Task prompt: Omit every picture and write out the rest of the records exactly.

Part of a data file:
** begin **
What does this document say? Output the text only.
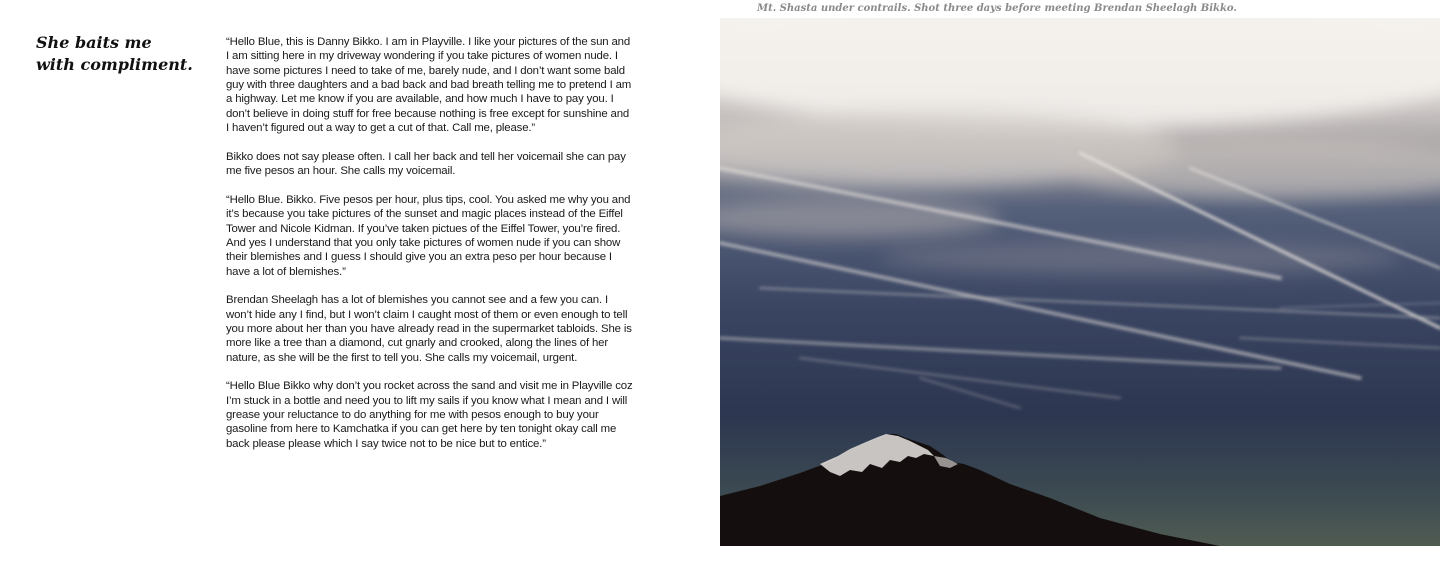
She baits me
with compliment.

“Hello Blue, this is Danny Bikko. I am in Playville. I like your pictures of the sun and I am sitting here in my driveway wondering if you take pictures of women nude. I have some pictures I need to take of me, barely nude, and I don’t want some bald guy with three daughters and a bad back and bad breath telling me to pretend I am a highway. Let me know if you are available, and how much I have to pay you. I don’t believe in doing stuff for free because nothing is free except for sunshine and I haven’t figured out a way to get a cut of that. Call me, please.”

Bikko does not say please often. I call her back and tell her voicemail she can pay me five pesos an hour. She calls my voicemail.

“Hello Blue. Bikko. Five pesos per hour, plus tips, cool. You asked me why you and it’s because you take pictures of the sunset and magic places instead of the Eiffel Tower and Nicole Kidman. If you’ve taken pictues of the Eiffel Tower, you’re fired. And yes I understand that you only take pictures of women nude if you can show their blemishes and I guess I should give you an extra peso per hour because I have a lot of blemishes.”

Brendan Sheelagh has a lot of blemishes you cannot see and a few you can. I won’t hide any I find, but I won’t claim I caught most of them or even enough to tell you more about her than you have already read in the supermarket tabloids. She is more like a tree than a diamond, cut gnarly and crooked, along the lines of her nature, as she will be the first to tell you. She calls my voicemail, urgent.

“Hello Blue Bikko why don’t you rocket across the sand and visit me in Playville coz I’m stuck in a bottle and need you to lift my sails if you know what I mean and I will grease your reluctance to do anything for me with pesos enough to buy your gasoline from here to Kamchatka if you can get here by ten tonight okay call me back please please which I say twice not to be nice but to entice.”

Mt. Shasta under contrails. Shot three days before meeting Brendan Sheelagh Bikko.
** end **
Reply to the task:
What does this document say? Output the text only.
She baits me
with compliment.

“Hello Blue, this is Danny Bikko. I am in Playville. I like your pictures of the sun and I am sitting here in my driveway wondering if you take pictures of women nude. I have some pictures I need to take of me, barely nude, and I don’t want some bald guy with three daughters and a bad back and bad breath telling me to pretend I am a highway. Let me know if you are available, and how much I have to pay you. I don’t believe in doing stuff for free because nothing is free except for sunshine and I haven’t figured out a way to get a cut of that. Call me, please.”

Bikko does not say please often. I call her back and tell her voicemail she can pay me five pesos an hour. She calls my voicemail.

“Hello Blue. Bikko. Five pesos per hour, plus tips, cool. You asked me why you and it’s because you take pictures of the sunset and magic places instead of the Eiffel Tower and Nicole Kidman. If you’ve taken pictues of the Eiffel Tower, you’re fired. And yes I understand that you only take pictures of women nude if you can show their blemishes and I guess I should give you an extra peso per hour because I have a lot of blemishes.”

Brendan Sheelagh has a lot of blemishes you cannot see and a few you can. I won’t hide any I find, but I won’t claim I caught most of them or even enough to tell you more about her than you have already read in the supermarket tabloids. She is more like a tree than a diamond, cut gnarly and crooked, along the lines of her nature, as she will be the first to tell you. She calls my voicemail, urgent.

“Hello Blue Bikko why don’t you rocket across the sand and visit me in Playville coz I’m stuck in a bottle and need you to lift my sails if you know what I mean and I will grease your reluctance to do anything for me with pesos enough to buy your gasoline from here to Kamchatka if you can get here by ten tonight okay call me back please please which I say twice not to be nice but to entice.”

Mt. Shasta under contrails. Shot three days before meeting Brendan Sheelagh Bikko.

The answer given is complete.